───── TEXTO FORNECIDO ─────

Lisboa
– Um grupo de apaixonados pela aviação e gratos a Sacadura Cabral e Gago
Coutinho pela primeira Travessia Aérea do Atlântico Sul vai aproveitar o
centenário do acontecimento para o divulgar pelo mundo e promover o seu estudo
nas escolas.
A
primeira Travessia Aérea do Atlântico Sul (TAAS) começou às 06:45 de 30 de
Março de 1922, a partir da rampa do Centro de Aviação Naval, na Doca do Bom
Sucesso, em Lisboa.
Os
dois aventureiros, que já tinham trabalhado juntos em África, destacando-se no seu
trabalho que perdura até hoje, utilizaram três aviões e pararam em Las Palmas
(Canárias) e São Vicente (Cabo Verde), antes de atingirem o Brasil no chamado
“grande salto” que durou 11 horas e 21 minutos.

───── EXTRATO DE DADOS ─────

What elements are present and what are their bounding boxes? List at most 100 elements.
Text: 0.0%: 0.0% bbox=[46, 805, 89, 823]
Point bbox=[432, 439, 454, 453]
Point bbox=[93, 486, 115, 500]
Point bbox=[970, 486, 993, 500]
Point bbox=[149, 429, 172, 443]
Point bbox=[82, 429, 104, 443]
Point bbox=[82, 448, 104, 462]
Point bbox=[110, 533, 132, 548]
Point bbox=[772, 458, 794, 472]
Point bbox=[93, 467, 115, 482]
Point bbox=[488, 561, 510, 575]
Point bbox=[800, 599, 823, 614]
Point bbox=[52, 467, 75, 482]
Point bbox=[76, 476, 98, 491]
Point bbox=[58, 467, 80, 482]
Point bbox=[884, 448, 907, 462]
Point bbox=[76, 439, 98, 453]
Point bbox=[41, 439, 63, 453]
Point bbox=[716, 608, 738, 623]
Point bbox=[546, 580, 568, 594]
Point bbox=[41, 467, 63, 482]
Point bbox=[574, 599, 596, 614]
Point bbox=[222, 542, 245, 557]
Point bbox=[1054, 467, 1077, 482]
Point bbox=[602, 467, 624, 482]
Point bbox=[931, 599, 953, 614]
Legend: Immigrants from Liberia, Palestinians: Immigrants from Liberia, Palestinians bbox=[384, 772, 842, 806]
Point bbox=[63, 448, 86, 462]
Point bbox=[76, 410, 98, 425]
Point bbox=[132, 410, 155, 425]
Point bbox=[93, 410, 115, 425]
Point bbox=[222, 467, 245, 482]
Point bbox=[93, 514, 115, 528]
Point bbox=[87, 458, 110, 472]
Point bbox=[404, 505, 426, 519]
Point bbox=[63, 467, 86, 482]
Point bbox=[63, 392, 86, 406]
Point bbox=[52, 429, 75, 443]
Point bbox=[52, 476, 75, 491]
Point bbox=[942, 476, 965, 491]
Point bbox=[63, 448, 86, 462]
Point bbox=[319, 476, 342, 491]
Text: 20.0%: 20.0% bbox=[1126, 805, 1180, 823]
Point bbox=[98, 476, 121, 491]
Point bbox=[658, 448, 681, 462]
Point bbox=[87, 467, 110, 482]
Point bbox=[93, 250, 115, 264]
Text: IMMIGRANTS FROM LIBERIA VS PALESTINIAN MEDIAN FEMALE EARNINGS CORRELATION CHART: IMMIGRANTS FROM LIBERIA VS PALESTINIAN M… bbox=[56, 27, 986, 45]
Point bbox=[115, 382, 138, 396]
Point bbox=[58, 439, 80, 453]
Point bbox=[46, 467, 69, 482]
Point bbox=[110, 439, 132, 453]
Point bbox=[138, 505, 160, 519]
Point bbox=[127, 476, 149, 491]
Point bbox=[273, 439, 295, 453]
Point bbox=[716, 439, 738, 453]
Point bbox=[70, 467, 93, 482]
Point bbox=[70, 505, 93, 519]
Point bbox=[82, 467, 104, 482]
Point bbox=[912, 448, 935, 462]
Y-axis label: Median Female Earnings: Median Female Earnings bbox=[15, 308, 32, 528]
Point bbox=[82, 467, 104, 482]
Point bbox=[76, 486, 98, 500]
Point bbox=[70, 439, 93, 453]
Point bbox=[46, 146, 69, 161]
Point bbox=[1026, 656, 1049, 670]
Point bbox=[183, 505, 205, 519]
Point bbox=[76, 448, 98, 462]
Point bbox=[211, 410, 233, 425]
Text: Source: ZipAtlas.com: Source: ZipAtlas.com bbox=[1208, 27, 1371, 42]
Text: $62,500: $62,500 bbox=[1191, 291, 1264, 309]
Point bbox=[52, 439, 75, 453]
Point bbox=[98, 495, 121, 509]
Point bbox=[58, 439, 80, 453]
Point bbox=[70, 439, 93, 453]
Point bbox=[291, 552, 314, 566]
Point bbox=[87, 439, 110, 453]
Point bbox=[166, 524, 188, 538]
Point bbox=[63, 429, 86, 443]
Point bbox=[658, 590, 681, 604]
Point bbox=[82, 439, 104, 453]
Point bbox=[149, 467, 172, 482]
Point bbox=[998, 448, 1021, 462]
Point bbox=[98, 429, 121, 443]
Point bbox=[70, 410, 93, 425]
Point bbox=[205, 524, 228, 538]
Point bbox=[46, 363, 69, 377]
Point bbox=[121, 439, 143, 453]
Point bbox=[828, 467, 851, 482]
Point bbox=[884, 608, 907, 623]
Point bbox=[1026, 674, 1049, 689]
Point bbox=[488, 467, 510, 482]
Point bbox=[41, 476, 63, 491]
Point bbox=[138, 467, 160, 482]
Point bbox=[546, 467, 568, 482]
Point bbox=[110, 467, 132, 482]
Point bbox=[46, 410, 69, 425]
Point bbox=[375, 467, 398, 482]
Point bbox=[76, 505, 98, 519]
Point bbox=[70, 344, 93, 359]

─────

> TAREFA A:
No texto sobre a primeira Travessia Aérea do Atlântico Sul, a que horas e em que dia começou a travessia?
> TAREFA B:
Prolongue o texto sobre a primeira Travessia Aérea do Atlântico Sul a partir da última frase apresentada.
O material não tem qualquer relação com o texto.

> RESULTADO A:
Às 06:45 de 30 de Março de 1922.

> RESULTADO B:
Ao
todo, Sacadura Cabral (piloto) e Gago Coutinho (navegador) percorreram 4527
milhas náuticas (8484 quilómetros), em 62 horas e 26 minutos.
“Além
da navegação astronómica de precisão, muito mais importante do que isso é a
questão do sonho. Foi um sonho de Sacadura Cabral, que só foi possível com o apoio
técnico e inquestionável de Gago Coutinho”, disse em entrevista à agência Lusa
o presidente da associação Lusitânia100, João Moura Ferreira.
O
líder deste grupo, com o nome do primeiro hidroavião (“Lusitânia”) que descolou
frente à Torre de Belém, e a referência ao centenário que se assinala em 2022,
considera que a grandiosidade do feito não é devidamente reconhecida em
Portugal, o que impede a sua divulgação a nível internacional.
A
associação quer contribuir para preencher esse vazio e desde que foi criada, há
nove anos, que trabalha na elaboração de um ambicioso programa que tem como
objectivo invocar esta primeira travessia como um feito de desenvolvimento
tecnológico e de união entre os povos.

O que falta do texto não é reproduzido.